## Exercise
Consider the records below. How many of their lines include the word "Cancer"? State the number and nothing else.

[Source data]
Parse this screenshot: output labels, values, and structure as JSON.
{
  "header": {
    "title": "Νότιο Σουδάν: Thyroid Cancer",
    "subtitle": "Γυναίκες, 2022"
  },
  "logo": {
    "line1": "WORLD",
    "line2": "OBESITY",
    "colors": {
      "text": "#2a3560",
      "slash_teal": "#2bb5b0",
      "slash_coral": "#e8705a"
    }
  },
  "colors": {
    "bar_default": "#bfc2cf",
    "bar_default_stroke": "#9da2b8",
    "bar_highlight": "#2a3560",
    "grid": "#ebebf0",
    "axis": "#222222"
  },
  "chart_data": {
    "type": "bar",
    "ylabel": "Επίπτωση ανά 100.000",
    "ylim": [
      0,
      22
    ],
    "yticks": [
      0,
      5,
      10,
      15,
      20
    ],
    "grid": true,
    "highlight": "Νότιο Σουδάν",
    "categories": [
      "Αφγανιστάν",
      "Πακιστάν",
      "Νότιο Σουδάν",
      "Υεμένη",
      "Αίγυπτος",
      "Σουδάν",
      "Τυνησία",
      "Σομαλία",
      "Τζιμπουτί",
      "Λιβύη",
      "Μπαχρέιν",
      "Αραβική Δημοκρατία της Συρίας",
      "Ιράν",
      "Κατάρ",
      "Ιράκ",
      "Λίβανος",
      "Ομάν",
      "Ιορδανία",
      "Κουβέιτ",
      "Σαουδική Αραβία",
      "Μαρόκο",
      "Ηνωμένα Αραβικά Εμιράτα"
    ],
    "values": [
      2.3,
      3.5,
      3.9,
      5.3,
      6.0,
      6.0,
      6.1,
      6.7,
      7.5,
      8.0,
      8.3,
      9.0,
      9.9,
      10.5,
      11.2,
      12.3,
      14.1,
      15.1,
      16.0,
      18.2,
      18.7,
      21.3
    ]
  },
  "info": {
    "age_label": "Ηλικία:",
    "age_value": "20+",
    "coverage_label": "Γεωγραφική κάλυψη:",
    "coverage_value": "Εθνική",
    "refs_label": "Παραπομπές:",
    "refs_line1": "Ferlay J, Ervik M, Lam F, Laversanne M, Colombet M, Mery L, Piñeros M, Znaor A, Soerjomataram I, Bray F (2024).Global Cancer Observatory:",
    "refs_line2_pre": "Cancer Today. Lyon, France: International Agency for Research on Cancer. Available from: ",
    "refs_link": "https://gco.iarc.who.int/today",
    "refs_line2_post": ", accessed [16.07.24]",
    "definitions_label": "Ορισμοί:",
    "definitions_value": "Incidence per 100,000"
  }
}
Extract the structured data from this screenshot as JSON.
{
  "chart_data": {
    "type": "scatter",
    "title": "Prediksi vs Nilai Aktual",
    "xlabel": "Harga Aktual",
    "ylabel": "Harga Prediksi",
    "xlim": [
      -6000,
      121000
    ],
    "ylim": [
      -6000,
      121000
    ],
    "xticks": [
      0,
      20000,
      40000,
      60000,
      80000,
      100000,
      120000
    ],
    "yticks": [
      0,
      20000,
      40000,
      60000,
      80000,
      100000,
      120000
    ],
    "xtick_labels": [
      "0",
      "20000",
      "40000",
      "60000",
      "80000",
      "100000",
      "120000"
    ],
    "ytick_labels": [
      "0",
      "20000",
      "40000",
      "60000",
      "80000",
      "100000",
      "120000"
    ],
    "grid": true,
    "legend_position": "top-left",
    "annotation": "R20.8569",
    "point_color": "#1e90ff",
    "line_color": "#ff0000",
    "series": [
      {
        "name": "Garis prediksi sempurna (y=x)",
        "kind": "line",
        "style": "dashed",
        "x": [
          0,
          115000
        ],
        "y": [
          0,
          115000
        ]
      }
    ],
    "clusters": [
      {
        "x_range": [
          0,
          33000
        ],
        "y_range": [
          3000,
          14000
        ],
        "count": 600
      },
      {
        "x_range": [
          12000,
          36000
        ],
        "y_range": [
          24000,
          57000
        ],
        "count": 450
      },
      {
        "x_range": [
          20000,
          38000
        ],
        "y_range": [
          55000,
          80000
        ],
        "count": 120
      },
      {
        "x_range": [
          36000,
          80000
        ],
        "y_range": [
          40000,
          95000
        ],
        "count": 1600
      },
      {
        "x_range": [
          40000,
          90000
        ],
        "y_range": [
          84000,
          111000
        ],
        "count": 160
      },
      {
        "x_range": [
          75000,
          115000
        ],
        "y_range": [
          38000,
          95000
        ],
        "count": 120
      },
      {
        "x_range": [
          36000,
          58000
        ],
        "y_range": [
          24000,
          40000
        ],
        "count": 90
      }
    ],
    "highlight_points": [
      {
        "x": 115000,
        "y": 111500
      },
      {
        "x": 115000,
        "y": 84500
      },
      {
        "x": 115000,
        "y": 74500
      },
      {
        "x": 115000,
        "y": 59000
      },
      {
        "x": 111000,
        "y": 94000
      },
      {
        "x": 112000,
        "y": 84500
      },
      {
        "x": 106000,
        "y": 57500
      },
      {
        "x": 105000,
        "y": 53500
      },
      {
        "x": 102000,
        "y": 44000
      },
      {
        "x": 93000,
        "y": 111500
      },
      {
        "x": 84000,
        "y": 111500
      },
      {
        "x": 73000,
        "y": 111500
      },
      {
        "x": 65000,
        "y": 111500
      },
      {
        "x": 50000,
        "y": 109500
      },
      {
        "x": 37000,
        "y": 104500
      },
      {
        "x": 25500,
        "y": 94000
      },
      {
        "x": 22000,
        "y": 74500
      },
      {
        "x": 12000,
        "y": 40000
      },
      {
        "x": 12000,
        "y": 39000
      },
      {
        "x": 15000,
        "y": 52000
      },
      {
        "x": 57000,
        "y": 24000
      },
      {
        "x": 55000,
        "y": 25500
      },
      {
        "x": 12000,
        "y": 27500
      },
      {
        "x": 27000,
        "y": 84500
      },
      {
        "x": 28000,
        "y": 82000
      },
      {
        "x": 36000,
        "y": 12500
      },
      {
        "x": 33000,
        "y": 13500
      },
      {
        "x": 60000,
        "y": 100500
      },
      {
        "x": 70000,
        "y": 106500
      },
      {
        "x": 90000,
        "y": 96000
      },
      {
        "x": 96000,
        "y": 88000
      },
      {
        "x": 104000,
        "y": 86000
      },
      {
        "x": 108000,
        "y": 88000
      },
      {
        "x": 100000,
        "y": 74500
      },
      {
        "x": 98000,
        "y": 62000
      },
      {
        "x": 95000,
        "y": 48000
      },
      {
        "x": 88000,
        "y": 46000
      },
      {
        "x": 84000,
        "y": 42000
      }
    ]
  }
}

## Written answer
3